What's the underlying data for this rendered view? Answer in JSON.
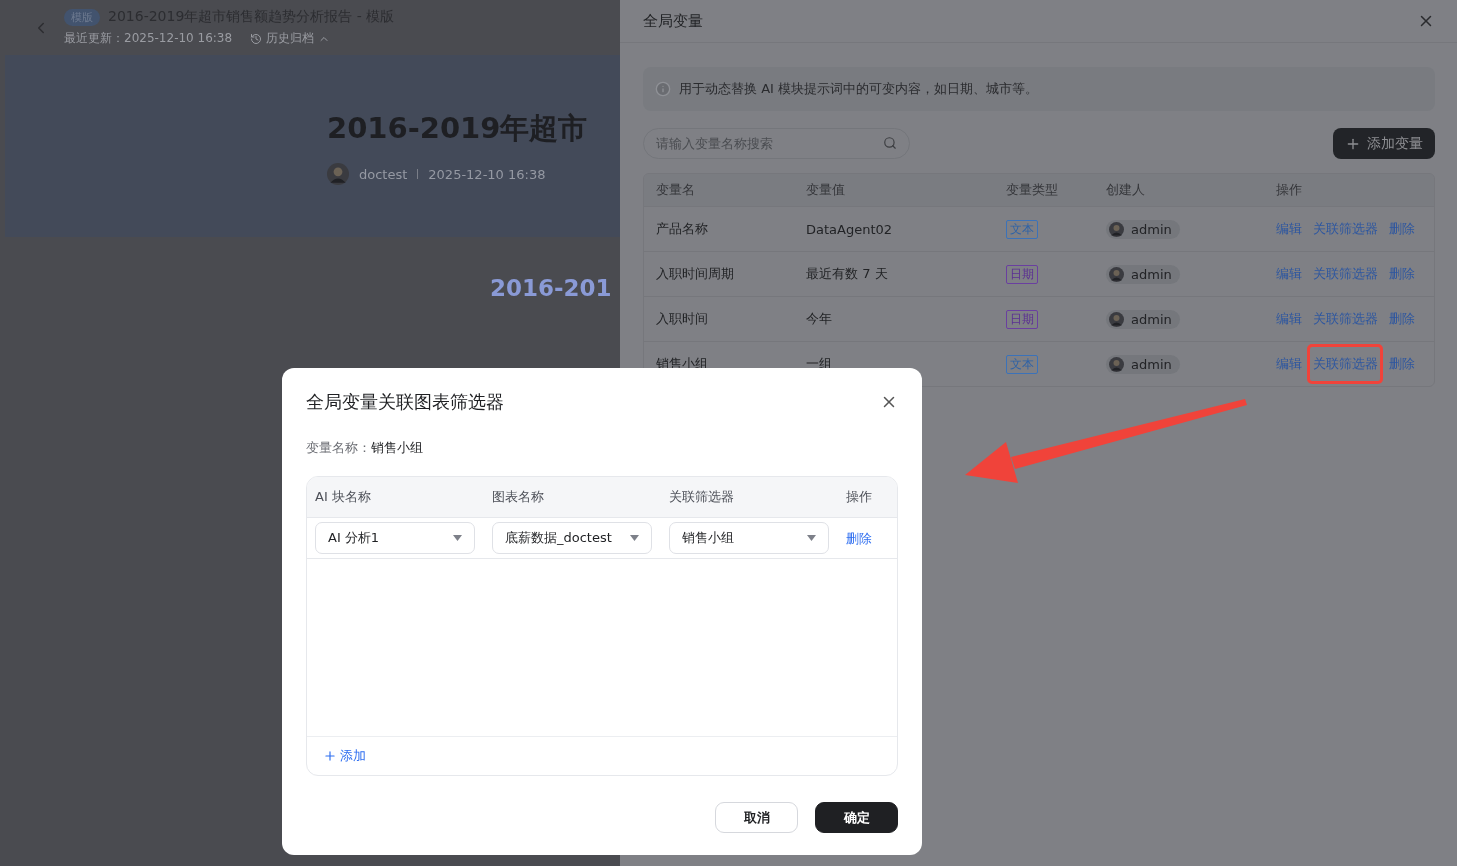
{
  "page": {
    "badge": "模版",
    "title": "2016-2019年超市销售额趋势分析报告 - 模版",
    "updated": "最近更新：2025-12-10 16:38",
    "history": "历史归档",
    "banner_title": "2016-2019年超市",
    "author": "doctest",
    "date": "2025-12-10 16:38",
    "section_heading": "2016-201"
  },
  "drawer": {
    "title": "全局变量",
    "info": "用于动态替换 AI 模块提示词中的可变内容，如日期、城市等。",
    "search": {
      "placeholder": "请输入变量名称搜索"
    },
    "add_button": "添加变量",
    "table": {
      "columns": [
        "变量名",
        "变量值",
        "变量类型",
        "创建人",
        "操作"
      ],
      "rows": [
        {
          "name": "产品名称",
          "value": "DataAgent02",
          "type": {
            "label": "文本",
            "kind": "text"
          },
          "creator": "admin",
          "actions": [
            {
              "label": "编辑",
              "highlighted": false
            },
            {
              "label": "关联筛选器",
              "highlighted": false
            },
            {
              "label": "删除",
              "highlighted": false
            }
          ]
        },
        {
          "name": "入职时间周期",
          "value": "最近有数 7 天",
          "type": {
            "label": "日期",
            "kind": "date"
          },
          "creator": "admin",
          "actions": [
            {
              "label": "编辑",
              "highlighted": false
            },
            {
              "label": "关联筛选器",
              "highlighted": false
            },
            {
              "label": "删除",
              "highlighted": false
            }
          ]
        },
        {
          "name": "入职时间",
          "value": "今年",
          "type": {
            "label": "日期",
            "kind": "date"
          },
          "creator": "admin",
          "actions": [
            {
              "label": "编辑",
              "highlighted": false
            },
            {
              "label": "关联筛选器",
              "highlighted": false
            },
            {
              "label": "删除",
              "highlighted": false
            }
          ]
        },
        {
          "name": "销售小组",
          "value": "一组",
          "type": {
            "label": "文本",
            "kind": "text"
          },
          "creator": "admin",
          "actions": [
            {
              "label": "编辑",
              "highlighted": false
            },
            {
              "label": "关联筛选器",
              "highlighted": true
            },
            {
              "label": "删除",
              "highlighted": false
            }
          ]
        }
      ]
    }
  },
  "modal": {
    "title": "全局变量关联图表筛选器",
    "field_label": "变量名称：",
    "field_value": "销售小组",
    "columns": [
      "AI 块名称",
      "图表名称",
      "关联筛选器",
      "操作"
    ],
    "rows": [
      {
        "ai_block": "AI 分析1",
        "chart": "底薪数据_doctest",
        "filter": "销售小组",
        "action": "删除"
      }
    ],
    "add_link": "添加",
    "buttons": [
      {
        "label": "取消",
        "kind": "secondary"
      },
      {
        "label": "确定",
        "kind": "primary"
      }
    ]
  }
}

————

Copy each line holding the word "name" from the listing above.

          "name": "产品名称",
          "name": "入职时间周期",
          "name": "入职时间",
          "name": "销售小组",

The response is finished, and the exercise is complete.